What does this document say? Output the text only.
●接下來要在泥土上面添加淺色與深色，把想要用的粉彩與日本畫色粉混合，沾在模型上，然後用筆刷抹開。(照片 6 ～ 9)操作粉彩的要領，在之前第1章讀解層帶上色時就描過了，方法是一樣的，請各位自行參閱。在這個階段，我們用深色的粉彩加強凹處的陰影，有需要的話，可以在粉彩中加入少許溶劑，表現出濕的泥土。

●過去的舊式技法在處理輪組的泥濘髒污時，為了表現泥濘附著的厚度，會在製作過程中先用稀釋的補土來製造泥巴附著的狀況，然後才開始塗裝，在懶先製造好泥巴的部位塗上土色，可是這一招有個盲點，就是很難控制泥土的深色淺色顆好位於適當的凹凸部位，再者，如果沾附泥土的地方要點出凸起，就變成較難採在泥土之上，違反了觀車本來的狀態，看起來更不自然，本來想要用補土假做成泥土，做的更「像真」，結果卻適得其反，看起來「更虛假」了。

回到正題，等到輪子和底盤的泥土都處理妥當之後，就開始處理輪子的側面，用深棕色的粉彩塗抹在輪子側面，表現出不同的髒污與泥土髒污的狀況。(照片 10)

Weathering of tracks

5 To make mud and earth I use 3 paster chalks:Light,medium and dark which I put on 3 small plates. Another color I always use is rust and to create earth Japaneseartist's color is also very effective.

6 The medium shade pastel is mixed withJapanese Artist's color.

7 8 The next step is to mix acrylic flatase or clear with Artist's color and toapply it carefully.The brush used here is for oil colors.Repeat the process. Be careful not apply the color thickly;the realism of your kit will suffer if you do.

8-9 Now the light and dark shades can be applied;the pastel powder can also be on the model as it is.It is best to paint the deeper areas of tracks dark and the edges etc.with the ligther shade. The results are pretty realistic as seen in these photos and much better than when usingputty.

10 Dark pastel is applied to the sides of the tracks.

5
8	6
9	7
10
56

■ **Task to complete**: Recopy the whole listing exactly.

■ **Complete response**:
What does this document say? Output the text only.
●接下來要在泥土上面添加淺色與深色，把想要用的粉彩與日本畫色粉混合，沾在模型上，然後用筆刷抹開。(照片 6 ～ 9)操作粉彩的要領，在之前第1章讀解層帶上色時就描過了，方法是一樣的，請各位自行參閱。在這個階段，我們用深色的粉彩加強凹處的陰影，有需要的話，可以在粉彩中加入少許溶劑，表現出濕的泥土。

●過去的舊式技法在處理輪組的泥濘髒污時，為了表現泥濘附著的厚度，會在製作過程中先用稀釋的補土來製造泥巴附著的狀況，然後才開始塗裝，在懶先製造好泥巴的部位塗上土色，可是這一招有個盲點，就是很難控制泥土的深色淺色顆好位於適當的凹凸部位，再者，如果沾附泥土的地方要點出凸起，就變成較難採在泥土之上，違反了觀車本來的狀態，看起來更不自然，本來想要用補土假做成泥土，做的更「像真」，結果卻適得其反，看起來「更虛假」了。

回到正題，等到輪子和底盤的泥土都處理妥當之後，就開始處理輪子的側面，用深棕色的粉彩塗抹在輪子側面，表現出不同的髒污與泥土髒污的狀況。(照片 10)

Weathering of tracks

5 To make mud and earth I use 3 paster chalks:Light,medium and dark which I put on 3 small plates. Another color I always use is rust and to create earth Japaneseartist's color is also very effective.

6 The medium shade pastel is mixed withJapanese Artist's color.

7 8 The next step is to mix acrylic flatase or clear with Artist's color and toapply it carefully.The brush used here is for oil colors.Repeat the process. Be careful not apply the color thickly;the realism of your kit will suffer if you do.

8-9 Now the light and dark shades can be applied;the pastel powder can also be on the model as it is.It is best to paint the deeper areas of tracks dark and the edges etc.with the ligther shade. The results are pretty realistic as seen in these photos and much better than when usingputty.

10 Dark pastel is applied to the sides of the tracks.

5
8	6
9	7
10
56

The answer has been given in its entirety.